OBJECTIF 1: Pouvez-vous recopier à l'identique, parmi les lignes d'annotations spatiales, celles qui commencent à la ligne contenant « digit-1-3: 8 <box>165 161 187 192</box> » et se terminent à la ligne contenant « channel-4-header: NO UNIT », ces deux lignes comprises ?
____
La fascination pour les arts de la scène
Les représentations de théâtre, d’opéra ou de ballet sont un véritable fil conducteur dans la vie de Max Jacob. Il se lie à des musiciens comme Erik Satie ou Francis Poulenc qui mettent en musique ses poèmes et écrit un livret d’opéra pour Arthur Honegger, ainsi que des pièces pour Pierre Bertin. Il collabore avec les compositeurs Henri Sauguet, Nicolas Nabokov, ou encore Vittorio Rieti, mais aussi avec Guillaume Apollinaire et Serge Férat sur le projet des Mamelles de Tirésias, dont il dirige les chœurs. Max Jacob fréquente assidûment le monde du spectacle, notamment en compagnie de Pablo Picasso qu’il s’amuse à représenter en acrobate (1905, collection particulière). Inversement, le poète aurait prêté ses traits pour Le Fou de Pablo Picasso (1905, fondation Gianadda, Martigny).
Ce chef-d’œuvre de la sculpture du XXe siècle est initié un soir après s’être rendus ensemble au cirque Medrano. Fasciné par l’univers circassien, Max Jacob réalise de nombreux dessins et gouaches où clowns, danseuses et trapézistes sont saisis en pleines représentations. Le musée d’art moderne de Céret présente un vaste panorama d’œuvres liées aux arts de la scène parmi lesquelles Medrano : Acrobate et Danseuse (1909, musée des Beaux-Arts, Quimper) et Au Cirque (1912, Petit Palais, Genève), plus grande huile sur toile connue de Max Jacob.
Au cœur de la galaxie cubiste
Personnalité aussi fantasque que sensible, Max Jacob évolue au cœur d’un vaste réseau relationnel et se lie à de nombreux artistes d’avant-garde. Il entretient avec eux une amitié sincère, comme en témoigne par exemple le portrait dessiné de Max Jacob par Amedeo Modigliani (1915, collection particulière). Les deux amis sont immortalisés par Jean Cocteau en 1916, lors d’une journée passée en compagnie de Pablo Picasso, Manuel Ortiz de Zárate ou encore Moïse Kisling. Max Jacob se lie également avec Alice Halicka et Louis Marcoussis, la baronne d’Oettingen ou encore Marie Vassilieff, avec laquelle il organise un banquet dédié à Georges Braque en janvier 1917.
Le musée d’art moderne de Céret présente des œuvres majeures de ces artistes qui explorent chacun à leur manière les codes du cubisme. Max Jacob est, à plusieurs reprises, le modèle de ces explorations. Ainsi en est-il de l’énigmatique Portrait de Max Jacob par Marie Laurencin (1908, Musée des Beaux-arts d’Orléans), du Portrait cubiste de Max Jacob par Celso Lagar (collection particulière) ou encore du Portrait de Max Jacob par Jean Metzinger (1913, collection particulière) encore jamais présenté dans un musée en France.
____
OBJECTIF 2: Pouvez-vous reprendre le texte consacré à Max Jacob et aux artistes de son entourage pour le poursuivre après sa dernière phrase ?

Enregistrements d'annotations spatiales
____
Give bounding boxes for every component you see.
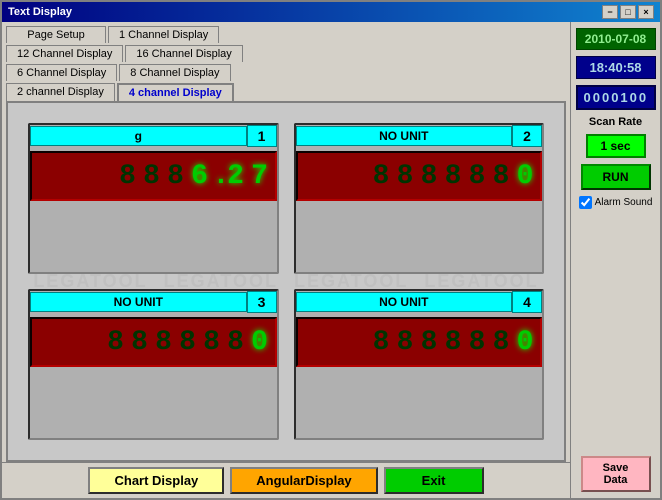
digit-1-3: 8 <box>165 161 187 192</box>
channel-1-unit: g <box>30 126 247 146</box>
maximize-button[interactable]: □ <box>620 5 636 19</box>
channel-1-header: g 1 <box>30 125 277 147</box>
tab-2-channel[interactable]: 2 channel Display <box>6 83 115 101</box>
time-display: 18:40:58 <box>576 56 656 79</box>
tab-row-1: Page Setup 1 Channel Display <box>6 26 566 43</box>
channel-4-header: NO UNIT 4 <box>296 291 543 313</box>
channel-4-box: NO UNIT 4 8 8 8 8 8 8 0 <box>294 289 545 440</box>
digit-3-6: 8 <box>225 327 247 358</box>
alarm-sound-check[interactable]: Alarm Sound <box>579 196 653 209</box>
digit-2-5: 8 <box>466 161 488 192</box>
channel-1-number: 1 <box>247 125 277 147</box>
channel-4-number: 4 <box>512 291 542 313</box>
save-data-button[interactable]: Save Data <box>581 456 651 492</box>
tabs-area: Page Setup 1 Channel Display 12 Channel … <box>2 22 570 101</box>
digit-1-2: 8 <box>141 161 163 192</box>
bottom-bar: Chart Display AngularDisplay Exit <box>2 462 570 498</box>
counter-display: 0000100 <box>576 85 656 110</box>
channel-2-unit: NO UNIT <box>296 126 513 146</box>
channel-4-display: 8 8 8 8 8 8 0 <box>296 317 543 367</box>
angular-display-button[interactable]: AngularDisplay <box>230 467 377 494</box>
channel-3-unit: NO UNIT <box>30 292 247 312</box>
digit-4-2: 8 <box>394 327 416 358</box>
digit-4-1: 8 <box>370 327 392 358</box>
digit-4-5: 8 <box>466 327 488 358</box>
digit-3-7: 0 <box>249 327 271 358</box>
chart-display-button[interactable]: Chart Display <box>88 467 224 494</box>
channel-2-box: NO UNIT 2 8 8 8 8 8 8 0 <box>294 123 545 274</box>
channel-2-display: 8 8 8 8 8 8 0 <box>296 151 543 201</box>
channel-3-number: 3 <box>247 291 277 313</box>
close-button[interactable]: × <box>638 5 654 19</box>
digit-3-3: 8 <box>153 327 175 358</box>
channel-4-unit: NO UNIT <box>296 292 513 312</box>
digit-4-7: 0 <box>514 327 536 358</box>
tab-4-channel[interactable]: 4 channel Display <box>117 83 234 101</box>
digit-2-3: 8 <box>418 161 440 192</box>
tab-6-channel[interactable]: 6 Channel Display <box>6 64 117 81</box>
tab-page-setup[interactable]: Page Setup <box>6 26 106 43</box>
window-title: Text Display <box>8 6 72 18</box>
main-window: Text Display − □ × Page Setup 1 Channel … <box>0 0 662 500</box>
digit-1-5: 2 <box>225 161 247 192</box>
title-bar: Text Display − □ × <box>2 2 660 22</box>
tab-row-4: 2 channel Display 4 channel Display <box>6 83 566 101</box>
digit-3-5: 8 <box>201 327 223 358</box>
digit-1-1: 8 <box>117 161 139 192</box>
scan-rate-label: Scan Rate <box>589 116 642 128</box>
digit-2-7: 0 <box>514 161 536 192</box>
digit-4-6: 8 <box>490 327 512 358</box>
title-buttons: − □ × <box>602 5 654 19</box>
channel-3-box: NO UNIT 3 8 8 8 8 8 8 0 <box>28 289 279 440</box>
tab-8-channel[interactable]: 8 Channel Display <box>119 64 230 81</box>
run-button[interactable]: RUN <box>581 164 651 190</box>
alarm-label: Alarm Sound <box>595 197 653 208</box>
tab-content: LEGATOOL LEGATOOL LEGATOOL LEGATOOL LEGA… <box>6 101 566 462</box>
right-panel: 2010-07-08 18:40:58 0000100 Scan Rate 1 … <box>570 22 660 498</box>
channel-1-display: 8 8 8 6 . 2 7 <box>30 151 277 201</box>
channel-1-box: g 1 8 8 8 6 . 2 7 <box>28 123 279 274</box>
tab-12-channel[interactable]: 12 Channel Display <box>6 45 123 62</box>
digit-2-2: 8 <box>394 161 416 192</box>
minimize-button[interactable]: − <box>602 5 618 19</box>
digit-1-6: 7 <box>249 161 271 192</box>
channels-grid: g 1 8 8 8 6 . 2 7 <box>8 103 564 460</box>
digit-2-1: 8 <box>370 161 392 192</box>
content-area: Page Setup 1 Channel Display 12 Channel … <box>2 22 660 498</box>
channel-2-header: NO UNIT 2 <box>296 125 543 147</box>
digit-4-3: 8 <box>418 327 440 358</box>
tab-row-3: 6 Channel Display 8 Channel Display <box>6 64 566 81</box>
digit-1-dot: . <box>213 161 223 192</box>
tab-row-2: 12 Channel Display 16 Channel Display <box>6 45 566 62</box>
alarm-checkbox[interactable] <box>579 196 592 209</box>
digit-3-2: 8 <box>129 327 151 358</box>
tab-1-channel[interactable]: 1 Channel Display <box>108 26 219 43</box>
channel-3-display: 8 8 8 8 8 8 0 <box>30 317 277 367</box>
exit-button[interactable]: Exit <box>384 467 484 494</box>
main-panel: Page Setup 1 Channel Display 12 Channel … <box>2 22 570 498</box>
scan-rate-value[interactable]: 1 sec <box>586 134 646 158</box>
digit-3-4: 8 <box>177 327 199 358</box>
date-display: 2010-07-08 <box>576 28 656 50</box>
digit-4-4: 8 <box>442 327 464 358</box>
channel-2-number: 2 <box>512 125 542 147</box>
digit-2-4: 8 <box>442 161 464 192</box>
tab-16-channel[interactable]: 16 Channel Display <box>125 45 242 62</box>
digit-2-6: 8 <box>490 161 512 192</box>
channel-3-header: NO UNIT 3 <box>30 291 277 313</box>
digit-3-1: 8 <box>105 327 127 358</box>
digit-1-4: 6 <box>189 161 211 192</box>
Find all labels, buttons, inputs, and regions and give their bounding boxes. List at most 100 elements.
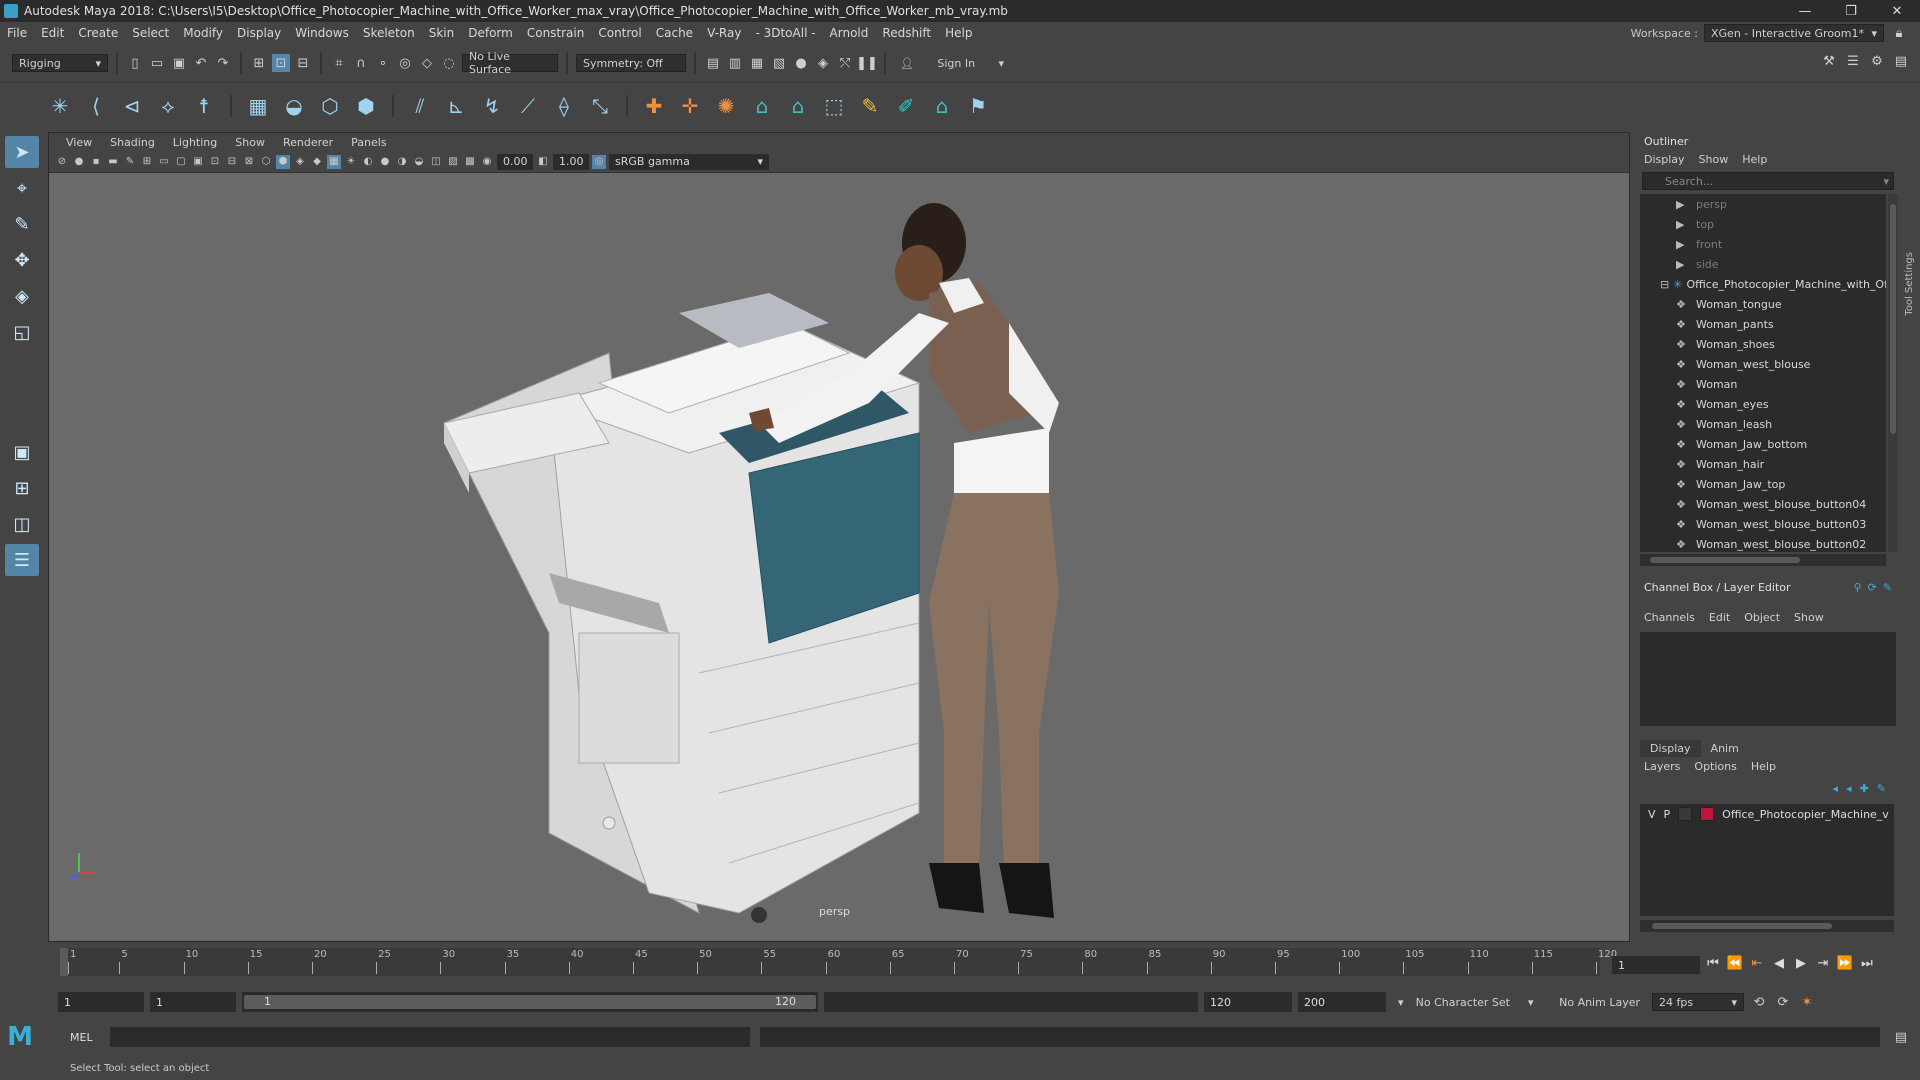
____
RÉPONSE 1:
digit-1-3: 8 <box>165 161 187 192</box>
channel-1-unit: g <box>30 126 247 146</box>
maximize-button[interactable]: □ <box>620 5 636 19</box>
channel-1-header: g 1 <box>30 125 277 147</box>
tab-2-channel[interactable]: 2 channel Display <box>6 83 115 101</box>
time-display: 18:40:58 <box>576 56 656 79</box>
tab-row-1: Page Setup 1 Channel Display <box>6 26 566 43</box>
channel-4-header: NO UNIT 4 <box>296 291 543 313</box>

RÉPONSE 2:
À propos de Max Jacob
Né à Quimper en 1876, Max Jacob est un poète, peintre et l’une des figures emblématiques de l’avant- garde parisienne de la première moitié du XXe siècle. Établi dans la capitale à partir de 1898, il devient critique d’art tout en suivant des cours à l’Académie Julian avant d’occuper divers emplois. En juin 1901, il fait la rencontre décisive de Pablo Picasso qui l’encourage à se consacrer pleinement à la poésie.
Il se lie avec les principaux acteurs de la modernité picturale et littéraire, parmi lesquels Georges Braque, Juan Gris, Amedeo Modigliani, Marie Laurencin, Jean Metzinger, Guillaume Apollinaire, Jean Cocteau ou encore André Salmon. Sa proximité avec les artistes en fait un témoin privilégié de la naissance du cubisme que lui-même explore, dans ses œuvres réalisées à Céret en 1913 aux côtés de Pablo Picasso et d’Eva Gouel, ainsi qu’à travers un style littéraire audacieux et caustique.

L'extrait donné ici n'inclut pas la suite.